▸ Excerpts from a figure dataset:
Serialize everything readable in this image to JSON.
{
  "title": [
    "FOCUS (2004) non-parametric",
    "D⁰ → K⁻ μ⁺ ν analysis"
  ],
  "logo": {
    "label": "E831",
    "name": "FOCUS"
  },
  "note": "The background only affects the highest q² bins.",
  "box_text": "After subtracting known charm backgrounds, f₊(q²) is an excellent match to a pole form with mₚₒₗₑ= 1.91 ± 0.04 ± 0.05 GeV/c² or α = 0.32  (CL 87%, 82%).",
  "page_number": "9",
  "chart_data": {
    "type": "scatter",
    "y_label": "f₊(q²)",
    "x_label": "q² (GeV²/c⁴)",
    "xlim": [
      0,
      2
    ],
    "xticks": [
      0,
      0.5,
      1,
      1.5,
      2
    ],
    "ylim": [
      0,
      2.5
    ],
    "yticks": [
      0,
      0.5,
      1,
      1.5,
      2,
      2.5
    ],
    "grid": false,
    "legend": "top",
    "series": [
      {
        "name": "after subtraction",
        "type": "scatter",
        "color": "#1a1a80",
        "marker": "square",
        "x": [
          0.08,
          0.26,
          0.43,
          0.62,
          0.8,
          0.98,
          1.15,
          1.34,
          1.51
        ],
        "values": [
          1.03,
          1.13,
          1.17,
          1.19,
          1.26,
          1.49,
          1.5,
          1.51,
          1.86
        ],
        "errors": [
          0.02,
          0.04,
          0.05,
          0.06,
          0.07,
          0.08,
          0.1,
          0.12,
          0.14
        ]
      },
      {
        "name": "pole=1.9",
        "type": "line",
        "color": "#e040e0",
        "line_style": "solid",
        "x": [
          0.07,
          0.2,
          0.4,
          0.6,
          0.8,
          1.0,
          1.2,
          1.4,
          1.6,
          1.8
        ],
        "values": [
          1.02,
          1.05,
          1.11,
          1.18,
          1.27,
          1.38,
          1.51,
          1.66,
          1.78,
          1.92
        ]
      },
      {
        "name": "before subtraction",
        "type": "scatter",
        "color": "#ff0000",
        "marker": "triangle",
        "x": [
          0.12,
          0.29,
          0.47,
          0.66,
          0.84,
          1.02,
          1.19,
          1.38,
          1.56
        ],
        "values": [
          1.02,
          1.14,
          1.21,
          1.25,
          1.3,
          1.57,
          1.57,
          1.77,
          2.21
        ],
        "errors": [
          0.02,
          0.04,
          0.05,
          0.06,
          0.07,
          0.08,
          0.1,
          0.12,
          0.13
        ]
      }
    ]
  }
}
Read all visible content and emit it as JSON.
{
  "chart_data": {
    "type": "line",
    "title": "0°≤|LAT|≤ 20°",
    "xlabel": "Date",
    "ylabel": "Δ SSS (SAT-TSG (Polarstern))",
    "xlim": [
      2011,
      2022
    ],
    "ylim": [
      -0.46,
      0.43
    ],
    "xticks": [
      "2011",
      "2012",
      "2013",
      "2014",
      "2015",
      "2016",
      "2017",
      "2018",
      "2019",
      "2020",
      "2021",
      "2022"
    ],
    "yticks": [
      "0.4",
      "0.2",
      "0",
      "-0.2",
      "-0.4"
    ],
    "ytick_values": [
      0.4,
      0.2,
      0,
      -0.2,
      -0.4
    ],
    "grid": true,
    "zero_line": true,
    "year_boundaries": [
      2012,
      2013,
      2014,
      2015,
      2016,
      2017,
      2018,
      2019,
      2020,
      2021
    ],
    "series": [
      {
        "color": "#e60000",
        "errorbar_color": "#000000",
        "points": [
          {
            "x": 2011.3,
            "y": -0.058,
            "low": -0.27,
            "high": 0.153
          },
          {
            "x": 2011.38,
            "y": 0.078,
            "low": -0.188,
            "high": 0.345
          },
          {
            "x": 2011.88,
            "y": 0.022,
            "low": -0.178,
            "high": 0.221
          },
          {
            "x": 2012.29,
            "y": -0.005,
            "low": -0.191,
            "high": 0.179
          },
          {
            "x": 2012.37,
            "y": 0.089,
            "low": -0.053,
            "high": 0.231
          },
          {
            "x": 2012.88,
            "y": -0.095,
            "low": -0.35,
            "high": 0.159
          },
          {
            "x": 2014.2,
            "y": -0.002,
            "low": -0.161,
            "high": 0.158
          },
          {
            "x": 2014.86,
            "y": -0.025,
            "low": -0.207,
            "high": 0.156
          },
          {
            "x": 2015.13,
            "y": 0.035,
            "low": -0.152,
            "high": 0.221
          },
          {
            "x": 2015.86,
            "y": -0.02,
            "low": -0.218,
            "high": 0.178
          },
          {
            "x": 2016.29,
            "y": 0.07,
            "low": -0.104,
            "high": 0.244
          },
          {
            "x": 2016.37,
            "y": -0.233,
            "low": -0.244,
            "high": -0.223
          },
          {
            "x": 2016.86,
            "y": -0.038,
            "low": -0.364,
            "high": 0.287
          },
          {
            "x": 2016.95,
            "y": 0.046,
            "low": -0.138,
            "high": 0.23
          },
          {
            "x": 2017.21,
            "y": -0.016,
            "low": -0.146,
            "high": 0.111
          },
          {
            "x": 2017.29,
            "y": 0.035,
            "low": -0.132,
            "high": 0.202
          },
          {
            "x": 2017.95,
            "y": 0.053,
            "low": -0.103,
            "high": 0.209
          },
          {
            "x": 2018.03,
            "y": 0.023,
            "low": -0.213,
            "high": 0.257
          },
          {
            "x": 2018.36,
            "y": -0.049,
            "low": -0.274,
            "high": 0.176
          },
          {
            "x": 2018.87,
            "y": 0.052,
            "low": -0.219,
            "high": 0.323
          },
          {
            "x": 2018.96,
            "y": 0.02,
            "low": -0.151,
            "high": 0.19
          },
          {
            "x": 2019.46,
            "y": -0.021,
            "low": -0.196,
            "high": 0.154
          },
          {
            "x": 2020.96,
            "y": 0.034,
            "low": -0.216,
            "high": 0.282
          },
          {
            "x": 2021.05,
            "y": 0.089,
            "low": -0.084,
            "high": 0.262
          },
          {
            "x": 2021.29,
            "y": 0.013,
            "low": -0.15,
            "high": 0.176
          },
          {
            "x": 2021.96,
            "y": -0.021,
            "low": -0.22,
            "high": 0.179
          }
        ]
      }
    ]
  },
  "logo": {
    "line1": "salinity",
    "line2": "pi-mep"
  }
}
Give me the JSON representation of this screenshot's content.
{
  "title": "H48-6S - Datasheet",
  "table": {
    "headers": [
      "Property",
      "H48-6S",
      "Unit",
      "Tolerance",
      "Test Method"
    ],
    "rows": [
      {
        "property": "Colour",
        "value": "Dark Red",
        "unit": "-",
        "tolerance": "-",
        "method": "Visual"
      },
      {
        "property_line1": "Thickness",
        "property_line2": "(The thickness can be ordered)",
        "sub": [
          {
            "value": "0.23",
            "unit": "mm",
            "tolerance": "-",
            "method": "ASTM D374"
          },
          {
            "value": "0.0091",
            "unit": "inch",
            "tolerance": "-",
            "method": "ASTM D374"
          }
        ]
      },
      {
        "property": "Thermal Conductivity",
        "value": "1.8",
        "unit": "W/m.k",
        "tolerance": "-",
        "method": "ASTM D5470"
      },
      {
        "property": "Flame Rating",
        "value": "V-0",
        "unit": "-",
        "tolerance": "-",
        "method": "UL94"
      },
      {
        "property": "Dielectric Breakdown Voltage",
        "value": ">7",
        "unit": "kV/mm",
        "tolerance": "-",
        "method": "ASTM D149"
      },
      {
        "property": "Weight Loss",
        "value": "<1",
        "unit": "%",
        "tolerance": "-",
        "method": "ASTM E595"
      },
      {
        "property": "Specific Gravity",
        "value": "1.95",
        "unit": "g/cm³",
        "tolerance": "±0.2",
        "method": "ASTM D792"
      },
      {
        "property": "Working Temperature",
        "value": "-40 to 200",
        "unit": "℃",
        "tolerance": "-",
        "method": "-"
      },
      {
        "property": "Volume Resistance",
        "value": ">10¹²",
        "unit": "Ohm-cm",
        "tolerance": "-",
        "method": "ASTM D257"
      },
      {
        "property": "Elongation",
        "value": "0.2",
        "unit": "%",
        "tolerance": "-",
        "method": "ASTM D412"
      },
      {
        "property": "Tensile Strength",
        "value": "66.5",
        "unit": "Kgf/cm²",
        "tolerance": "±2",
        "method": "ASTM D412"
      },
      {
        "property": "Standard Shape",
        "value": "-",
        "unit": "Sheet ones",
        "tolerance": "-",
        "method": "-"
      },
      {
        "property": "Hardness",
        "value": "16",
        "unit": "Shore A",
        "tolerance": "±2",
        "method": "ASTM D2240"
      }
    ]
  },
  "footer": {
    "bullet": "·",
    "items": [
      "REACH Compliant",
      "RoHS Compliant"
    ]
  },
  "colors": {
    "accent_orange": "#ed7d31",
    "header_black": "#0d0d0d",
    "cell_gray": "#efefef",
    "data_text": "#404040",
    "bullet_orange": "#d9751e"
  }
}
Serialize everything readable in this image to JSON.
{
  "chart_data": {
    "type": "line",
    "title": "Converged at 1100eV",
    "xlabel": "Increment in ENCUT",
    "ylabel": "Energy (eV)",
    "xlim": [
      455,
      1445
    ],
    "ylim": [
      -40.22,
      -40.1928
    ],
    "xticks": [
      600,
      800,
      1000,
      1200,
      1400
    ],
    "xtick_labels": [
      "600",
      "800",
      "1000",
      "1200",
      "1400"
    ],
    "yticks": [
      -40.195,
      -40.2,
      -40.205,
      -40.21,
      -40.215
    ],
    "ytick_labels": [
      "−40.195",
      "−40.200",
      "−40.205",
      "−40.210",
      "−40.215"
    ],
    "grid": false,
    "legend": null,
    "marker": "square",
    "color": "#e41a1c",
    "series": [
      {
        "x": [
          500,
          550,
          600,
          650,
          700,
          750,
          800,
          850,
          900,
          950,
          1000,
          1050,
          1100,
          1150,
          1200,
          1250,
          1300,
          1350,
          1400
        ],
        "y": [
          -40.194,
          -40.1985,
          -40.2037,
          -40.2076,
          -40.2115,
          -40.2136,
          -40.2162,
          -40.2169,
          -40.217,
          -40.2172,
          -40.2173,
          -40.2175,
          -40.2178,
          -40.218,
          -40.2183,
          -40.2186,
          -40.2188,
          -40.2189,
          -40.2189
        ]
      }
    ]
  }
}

▸ Objective:
Report all lines of the data that include the word "pole".

▸ Solved problem:
  "box_text": "After subtracting known charm backgrounds, f₊(q²) is an excellent match to a pole form with mₚₒₗₑ= 1.91 ± 0.04 ± 0.05 GeV/c² or α = 0.32  (CL 87%, 82%).",
        "name": "pole=1.9",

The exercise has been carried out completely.